▶ **REQUIRED TASK**
Copy every line of the material below without changing anything, and leave out the pictures.

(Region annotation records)
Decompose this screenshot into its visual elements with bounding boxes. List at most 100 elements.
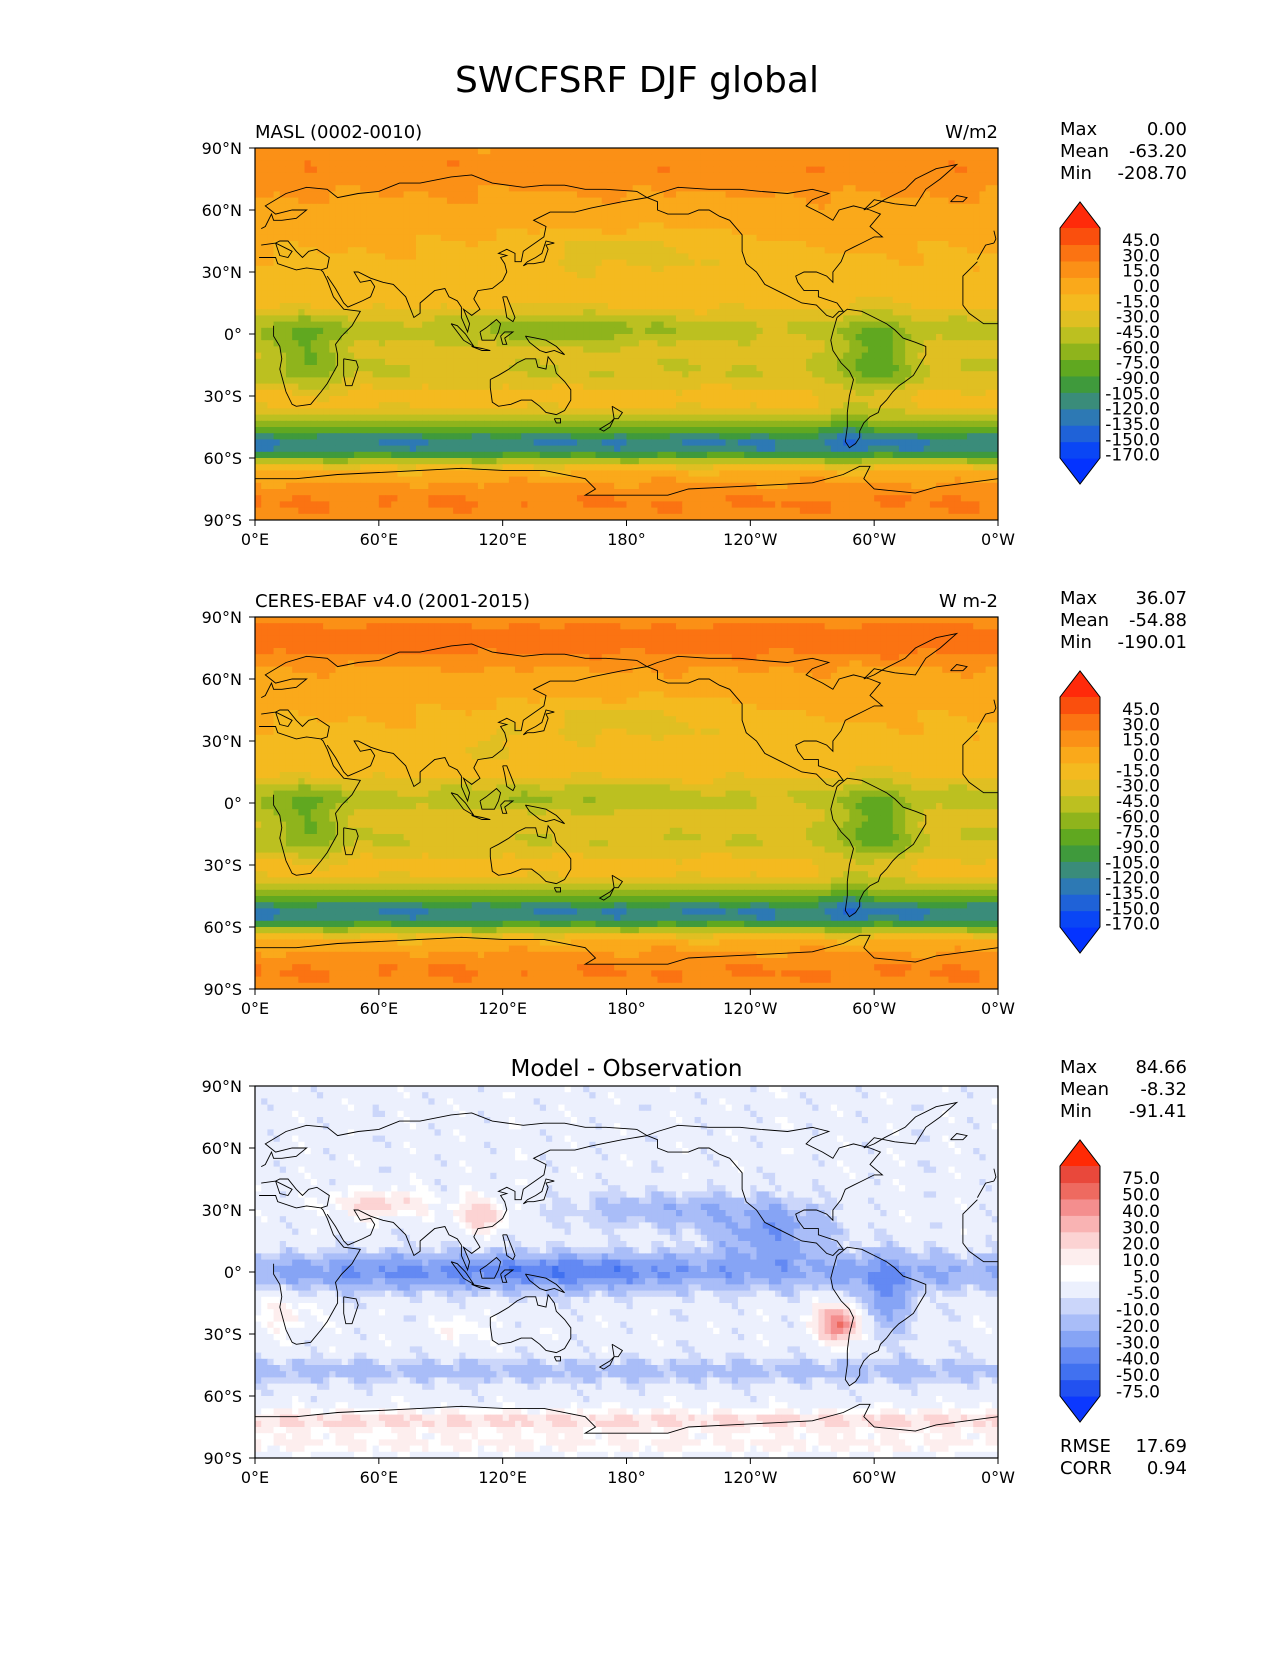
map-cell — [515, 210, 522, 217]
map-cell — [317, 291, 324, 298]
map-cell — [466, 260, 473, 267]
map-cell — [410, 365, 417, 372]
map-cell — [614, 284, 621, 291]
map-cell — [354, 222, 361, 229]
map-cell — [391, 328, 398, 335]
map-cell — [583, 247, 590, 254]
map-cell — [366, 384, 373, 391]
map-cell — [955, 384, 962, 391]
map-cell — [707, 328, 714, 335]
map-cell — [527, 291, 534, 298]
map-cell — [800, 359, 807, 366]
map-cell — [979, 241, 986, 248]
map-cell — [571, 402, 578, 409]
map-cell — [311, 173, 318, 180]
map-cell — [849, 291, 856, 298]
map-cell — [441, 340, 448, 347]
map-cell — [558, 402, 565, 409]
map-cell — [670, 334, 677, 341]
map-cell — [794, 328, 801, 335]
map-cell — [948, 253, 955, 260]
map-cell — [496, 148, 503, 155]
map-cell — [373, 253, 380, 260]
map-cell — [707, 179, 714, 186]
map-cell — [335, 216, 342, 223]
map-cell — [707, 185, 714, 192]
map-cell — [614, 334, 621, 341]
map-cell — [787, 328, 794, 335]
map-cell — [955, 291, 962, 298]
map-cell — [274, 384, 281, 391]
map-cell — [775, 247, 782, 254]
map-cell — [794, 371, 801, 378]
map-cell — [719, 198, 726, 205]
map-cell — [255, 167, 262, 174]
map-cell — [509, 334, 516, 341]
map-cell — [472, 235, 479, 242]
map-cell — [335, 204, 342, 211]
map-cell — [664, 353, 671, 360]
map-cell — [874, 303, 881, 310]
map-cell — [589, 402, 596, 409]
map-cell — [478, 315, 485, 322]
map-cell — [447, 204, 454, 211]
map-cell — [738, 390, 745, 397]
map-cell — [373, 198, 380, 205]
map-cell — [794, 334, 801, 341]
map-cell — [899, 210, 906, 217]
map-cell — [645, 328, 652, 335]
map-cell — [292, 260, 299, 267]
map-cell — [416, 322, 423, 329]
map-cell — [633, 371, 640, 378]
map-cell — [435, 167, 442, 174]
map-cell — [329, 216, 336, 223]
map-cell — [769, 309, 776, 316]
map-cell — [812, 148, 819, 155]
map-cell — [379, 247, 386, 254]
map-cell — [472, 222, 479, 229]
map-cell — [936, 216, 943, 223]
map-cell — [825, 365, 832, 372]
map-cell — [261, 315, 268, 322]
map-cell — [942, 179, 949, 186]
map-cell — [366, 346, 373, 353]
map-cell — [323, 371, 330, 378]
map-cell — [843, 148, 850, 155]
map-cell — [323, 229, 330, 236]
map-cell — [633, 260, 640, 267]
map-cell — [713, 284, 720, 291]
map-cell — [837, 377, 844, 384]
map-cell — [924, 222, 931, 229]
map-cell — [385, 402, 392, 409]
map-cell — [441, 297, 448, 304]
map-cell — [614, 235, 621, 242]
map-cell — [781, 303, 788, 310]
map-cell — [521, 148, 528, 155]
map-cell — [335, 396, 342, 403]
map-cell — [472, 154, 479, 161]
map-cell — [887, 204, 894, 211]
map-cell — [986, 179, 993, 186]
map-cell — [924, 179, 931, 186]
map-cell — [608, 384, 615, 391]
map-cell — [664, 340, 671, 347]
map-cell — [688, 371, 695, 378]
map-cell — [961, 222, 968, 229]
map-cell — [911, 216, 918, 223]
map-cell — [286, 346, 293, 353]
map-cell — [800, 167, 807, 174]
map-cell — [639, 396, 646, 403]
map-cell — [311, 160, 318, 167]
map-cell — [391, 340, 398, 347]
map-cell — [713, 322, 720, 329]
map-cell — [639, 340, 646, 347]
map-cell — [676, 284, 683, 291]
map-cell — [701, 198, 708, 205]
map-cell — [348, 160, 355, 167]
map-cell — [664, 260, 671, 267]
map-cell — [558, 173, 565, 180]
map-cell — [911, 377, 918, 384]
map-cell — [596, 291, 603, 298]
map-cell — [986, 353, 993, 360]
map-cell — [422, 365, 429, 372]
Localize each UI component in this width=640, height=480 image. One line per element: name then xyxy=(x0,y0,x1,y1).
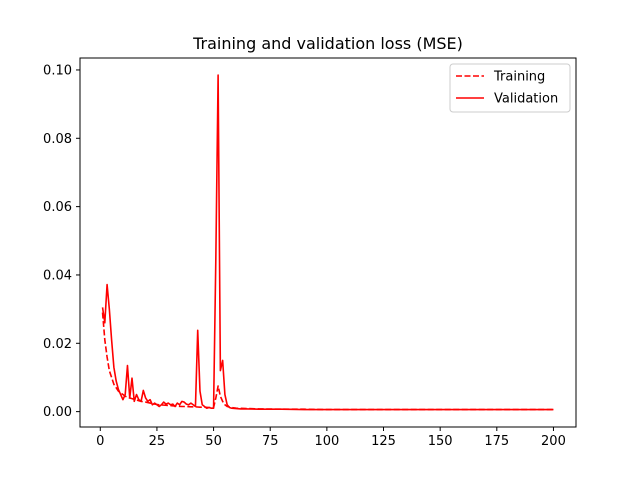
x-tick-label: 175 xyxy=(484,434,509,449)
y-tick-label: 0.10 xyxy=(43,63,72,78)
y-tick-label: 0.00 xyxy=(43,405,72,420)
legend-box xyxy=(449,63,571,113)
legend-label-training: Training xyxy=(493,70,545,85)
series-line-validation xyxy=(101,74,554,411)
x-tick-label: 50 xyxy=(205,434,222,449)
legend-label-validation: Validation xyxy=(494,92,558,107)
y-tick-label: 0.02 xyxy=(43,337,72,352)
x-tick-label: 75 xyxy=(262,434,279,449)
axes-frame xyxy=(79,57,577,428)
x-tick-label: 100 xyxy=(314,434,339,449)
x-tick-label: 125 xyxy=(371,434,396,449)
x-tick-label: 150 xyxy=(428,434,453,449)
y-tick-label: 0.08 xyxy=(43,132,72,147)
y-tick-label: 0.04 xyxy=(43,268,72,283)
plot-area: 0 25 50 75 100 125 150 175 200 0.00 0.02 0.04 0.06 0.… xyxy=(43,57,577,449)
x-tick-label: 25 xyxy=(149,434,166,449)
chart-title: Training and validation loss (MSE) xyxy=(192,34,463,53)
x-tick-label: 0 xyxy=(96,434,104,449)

▶ **EXERCISE ANSWER**
Decompose this screenshot into its visual elements with bounding boxes. List at most 100 elements.
map-cell — [515, 210, 522, 217]
map-cell — [317, 291, 324, 298]
map-cell — [466, 260, 473, 267]
map-cell — [410, 365, 417, 372]
map-cell — [614, 284, 621, 291]
map-cell — [354, 222, 361, 229]
map-cell — [391, 328, 398, 335]
map-cell — [583, 247, 590, 254]
map-cell — [366, 384, 373, 391]
map-cell — [955, 384, 962, 391]
map-cell — [707, 328, 714, 335]
map-cell — [527, 291, 534, 298]
map-cell — [800, 359, 807, 366]
map-cell — [979, 241, 986, 248]
map-cell — [571, 402, 578, 409]
map-cell — [311, 173, 318, 180]
map-cell — [849, 291, 856, 298]
map-cell — [441, 340, 448, 347]
map-cell — [558, 402, 565, 409]
map-cell — [670, 334, 677, 341]
map-cell — [794, 328, 801, 335]
map-cell — [948, 253, 955, 260]
map-cell — [496, 148, 503, 155]
map-cell — [373, 253, 380, 260]
map-cell — [707, 179, 714, 186]
map-cell — [335, 216, 342, 223]
map-cell — [707, 185, 714, 192]
map-cell — [614, 334, 621, 341]
map-cell — [787, 328, 794, 335]
map-cell — [955, 291, 962, 298]
map-cell — [274, 384, 281, 391]
map-cell — [775, 247, 782, 254]
map-cell — [794, 371, 801, 378]
map-cell — [719, 198, 726, 205]
map-cell — [255, 167, 262, 174]
map-cell — [509, 334, 516, 341]
map-cell — [472, 235, 479, 242]
map-cell — [335, 204, 342, 211]
map-cell — [664, 353, 671, 360]
map-cell — [874, 303, 881, 310]
map-cell — [589, 402, 596, 409]
map-cell — [478, 315, 485, 322]
map-cell — [447, 204, 454, 211]
map-cell — [738, 390, 745, 397]
map-cell — [373, 198, 380, 205]
map-cell — [794, 334, 801, 341]
map-cell — [899, 210, 906, 217]
map-cell — [645, 328, 652, 335]
map-cell — [292, 260, 299, 267]
map-cell — [416, 322, 423, 329]
map-cell — [633, 371, 640, 378]
map-cell — [435, 167, 442, 174]
map-cell — [329, 216, 336, 223]
map-cell — [769, 309, 776, 316]
map-cell — [812, 148, 819, 155]
map-cell — [379, 247, 386, 254]
map-cell — [472, 222, 479, 229]
map-cell — [936, 216, 943, 223]
map-cell — [825, 365, 832, 372]
map-cell — [261, 315, 268, 322]
map-cell — [942, 179, 949, 186]
map-cell — [366, 346, 373, 353]
map-cell — [323, 371, 330, 378]
map-cell — [843, 148, 850, 155]
map-cell — [323, 229, 330, 236]
map-cell — [633, 260, 640, 267]
map-cell — [713, 284, 720, 291]
map-cell — [837, 377, 844, 384]
map-cell — [924, 222, 931, 229]
map-cell — [385, 402, 392, 409]
map-cell — [441, 297, 448, 304]
map-cell — [614, 235, 621, 242]
map-cell — [781, 303, 788, 310]
map-cell — [521, 148, 528, 155]
map-cell — [335, 396, 342, 403]
map-cell — [472, 154, 479, 161]
map-cell — [887, 204, 894, 211]
map-cell — [986, 179, 993, 186]
map-cell — [924, 179, 931, 186]
map-cell — [608, 384, 615, 391]
map-cell — [664, 340, 671, 347]
map-cell — [688, 371, 695, 378]
map-cell — [961, 222, 968, 229]
map-cell — [911, 216, 918, 223]
map-cell — [286, 346, 293, 353]
map-cell — [800, 167, 807, 174]
map-cell — [639, 396, 646, 403]
map-cell — [311, 160, 318, 167]
map-cell — [391, 340, 398, 347]
map-cell — [713, 322, 720, 329]
map-cell — [639, 340, 646, 347]
map-cell — [676, 284, 683, 291]
map-cell — [701, 198, 708, 205]
map-cell — [348, 160, 355, 167]
map-cell — [664, 260, 671, 267]
map-cell — [558, 173, 565, 180]
map-cell — [911, 377, 918, 384]
map-cell — [596, 291, 603, 298]
map-cell — [986, 353, 993, 360]
map-cell — [422, 365, 429, 372]
Localize each UI component in this width=640, height=480 image. One line per element: name then xyxy=(x0,y0,x1,y1).
x-tick-label: 175 xyxy=(484,434,509,449)
y-tick-label: 0.10 xyxy=(43,63,72,78)
y-tick-label: 0.00 xyxy=(43,405,72,420)
legend-box xyxy=(449,63,571,113)
legend-label-training: Training xyxy=(493,70,545,85)
series-line-validation xyxy=(101,74,554,411)
x-tick-label: 50 xyxy=(205,434,222,449)
legend-label-validation: Validation xyxy=(494,92,558,107)
y-tick-label: 0.02 xyxy=(43,337,72,352)
x-tick-label: 75 xyxy=(262,434,279,449)
axes-frame xyxy=(79,57,577,428)
x-tick-label: 100 xyxy=(314,434,339,449)
x-tick-label: 125 xyxy=(371,434,396,449)
x-tick-label: 150 xyxy=(428,434,453,449)
y-tick-label: 0.08 xyxy=(43,132,72,147)
y-tick-label: 0.04 xyxy=(43,268,72,283)
plot-area: 0 25 50 75 100 125 150 175 200 0.00 0.02 0.04 0.06 0.… xyxy=(43,57,577,449)
x-tick-label: 25 xyxy=(149,434,166,449)
chart-title: Training and validation loss (MSE) xyxy=(192,34,463,53)
x-tick-label: 0 xyxy=(96,434,104,449)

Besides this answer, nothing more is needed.